- [Input data]:
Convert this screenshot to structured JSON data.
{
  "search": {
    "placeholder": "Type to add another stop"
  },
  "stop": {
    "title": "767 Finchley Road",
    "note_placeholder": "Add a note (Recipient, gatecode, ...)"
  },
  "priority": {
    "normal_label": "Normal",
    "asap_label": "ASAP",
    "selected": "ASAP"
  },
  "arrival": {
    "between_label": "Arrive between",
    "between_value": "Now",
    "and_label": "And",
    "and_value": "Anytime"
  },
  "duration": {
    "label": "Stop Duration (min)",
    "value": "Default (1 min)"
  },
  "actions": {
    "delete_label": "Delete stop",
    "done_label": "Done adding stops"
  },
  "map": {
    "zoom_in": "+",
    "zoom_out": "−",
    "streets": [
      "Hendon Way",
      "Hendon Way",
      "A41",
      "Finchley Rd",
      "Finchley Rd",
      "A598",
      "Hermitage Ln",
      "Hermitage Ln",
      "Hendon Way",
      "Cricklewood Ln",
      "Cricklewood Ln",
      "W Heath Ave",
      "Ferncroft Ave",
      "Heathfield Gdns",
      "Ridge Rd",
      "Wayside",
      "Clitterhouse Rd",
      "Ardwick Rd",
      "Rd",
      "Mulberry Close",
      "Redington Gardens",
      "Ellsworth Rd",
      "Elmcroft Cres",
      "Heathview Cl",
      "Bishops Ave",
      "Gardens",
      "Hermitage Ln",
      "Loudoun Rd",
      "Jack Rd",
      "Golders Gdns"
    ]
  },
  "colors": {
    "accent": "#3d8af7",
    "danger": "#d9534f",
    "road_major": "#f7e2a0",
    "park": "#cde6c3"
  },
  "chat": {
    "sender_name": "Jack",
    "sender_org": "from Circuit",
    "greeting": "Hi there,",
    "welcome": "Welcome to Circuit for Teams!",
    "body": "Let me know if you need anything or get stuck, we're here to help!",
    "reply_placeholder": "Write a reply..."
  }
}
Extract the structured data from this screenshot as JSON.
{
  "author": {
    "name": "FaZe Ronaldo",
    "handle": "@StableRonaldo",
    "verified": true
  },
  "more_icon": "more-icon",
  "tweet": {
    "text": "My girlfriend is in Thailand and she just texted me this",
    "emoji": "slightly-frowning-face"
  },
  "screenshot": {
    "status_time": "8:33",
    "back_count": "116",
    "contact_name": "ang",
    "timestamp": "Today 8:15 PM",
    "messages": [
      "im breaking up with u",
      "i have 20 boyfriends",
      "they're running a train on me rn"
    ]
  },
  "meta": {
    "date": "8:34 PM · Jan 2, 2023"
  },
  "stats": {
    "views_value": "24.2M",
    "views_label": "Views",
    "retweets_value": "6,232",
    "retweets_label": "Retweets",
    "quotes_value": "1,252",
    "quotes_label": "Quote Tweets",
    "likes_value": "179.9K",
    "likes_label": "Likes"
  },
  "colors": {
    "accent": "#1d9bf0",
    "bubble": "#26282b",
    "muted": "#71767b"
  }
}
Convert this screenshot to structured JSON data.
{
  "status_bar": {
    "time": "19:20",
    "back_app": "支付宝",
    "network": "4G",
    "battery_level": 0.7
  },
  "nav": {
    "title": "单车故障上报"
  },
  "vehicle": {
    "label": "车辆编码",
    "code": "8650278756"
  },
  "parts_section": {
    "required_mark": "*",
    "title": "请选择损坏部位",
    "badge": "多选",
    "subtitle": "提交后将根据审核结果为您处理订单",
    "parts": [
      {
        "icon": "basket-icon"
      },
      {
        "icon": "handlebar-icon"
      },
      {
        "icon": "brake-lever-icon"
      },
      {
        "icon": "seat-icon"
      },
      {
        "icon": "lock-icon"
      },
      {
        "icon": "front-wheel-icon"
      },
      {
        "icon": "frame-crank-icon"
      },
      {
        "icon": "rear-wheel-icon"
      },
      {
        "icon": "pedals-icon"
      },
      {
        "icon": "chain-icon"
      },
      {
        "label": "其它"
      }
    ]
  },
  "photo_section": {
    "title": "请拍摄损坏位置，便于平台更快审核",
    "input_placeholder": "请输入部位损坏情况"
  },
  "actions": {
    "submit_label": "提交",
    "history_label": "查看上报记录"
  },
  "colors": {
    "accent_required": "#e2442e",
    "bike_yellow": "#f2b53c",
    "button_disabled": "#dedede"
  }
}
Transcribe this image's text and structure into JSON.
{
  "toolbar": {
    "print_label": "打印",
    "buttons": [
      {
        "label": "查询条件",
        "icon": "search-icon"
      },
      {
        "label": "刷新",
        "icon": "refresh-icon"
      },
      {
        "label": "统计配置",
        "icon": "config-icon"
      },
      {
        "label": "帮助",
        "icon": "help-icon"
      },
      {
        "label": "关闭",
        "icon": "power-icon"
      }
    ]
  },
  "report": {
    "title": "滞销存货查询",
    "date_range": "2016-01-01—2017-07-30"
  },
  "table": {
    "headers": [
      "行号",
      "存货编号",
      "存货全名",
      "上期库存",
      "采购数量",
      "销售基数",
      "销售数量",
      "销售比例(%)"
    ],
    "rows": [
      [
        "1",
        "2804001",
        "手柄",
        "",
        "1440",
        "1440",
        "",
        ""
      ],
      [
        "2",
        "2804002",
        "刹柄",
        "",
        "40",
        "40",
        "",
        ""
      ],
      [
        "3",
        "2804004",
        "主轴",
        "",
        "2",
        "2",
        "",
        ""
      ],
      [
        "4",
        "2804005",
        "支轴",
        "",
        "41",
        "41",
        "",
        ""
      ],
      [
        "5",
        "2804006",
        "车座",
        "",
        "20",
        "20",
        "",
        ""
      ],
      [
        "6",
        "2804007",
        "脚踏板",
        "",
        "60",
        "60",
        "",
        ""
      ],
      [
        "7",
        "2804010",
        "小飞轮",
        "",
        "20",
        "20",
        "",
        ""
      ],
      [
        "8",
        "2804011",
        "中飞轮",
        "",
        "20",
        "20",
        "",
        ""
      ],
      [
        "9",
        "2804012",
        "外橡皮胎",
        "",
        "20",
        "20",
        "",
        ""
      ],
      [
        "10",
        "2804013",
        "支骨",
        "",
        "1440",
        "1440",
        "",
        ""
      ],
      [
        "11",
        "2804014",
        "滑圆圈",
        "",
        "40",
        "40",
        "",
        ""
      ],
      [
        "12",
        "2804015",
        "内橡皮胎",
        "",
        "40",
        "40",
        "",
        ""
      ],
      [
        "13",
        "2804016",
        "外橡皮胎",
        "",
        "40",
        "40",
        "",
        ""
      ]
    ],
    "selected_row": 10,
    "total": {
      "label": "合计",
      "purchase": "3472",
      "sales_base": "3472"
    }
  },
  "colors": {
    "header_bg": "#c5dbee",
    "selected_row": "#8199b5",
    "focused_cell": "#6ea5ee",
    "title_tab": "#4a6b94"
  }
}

- [Problem requirements]:
Track down every line of the material containing the string "this", and copy it.

- [Exercise output]:
Convert this screenshot to structured JSON data.
Extract the structured data from this screenshot as JSON.
    "text": "My girlfriend is in Thailand and she just texted me this",
Convert this screenshot to structured JSON data.
Transcribe this image's text and structure into JSON.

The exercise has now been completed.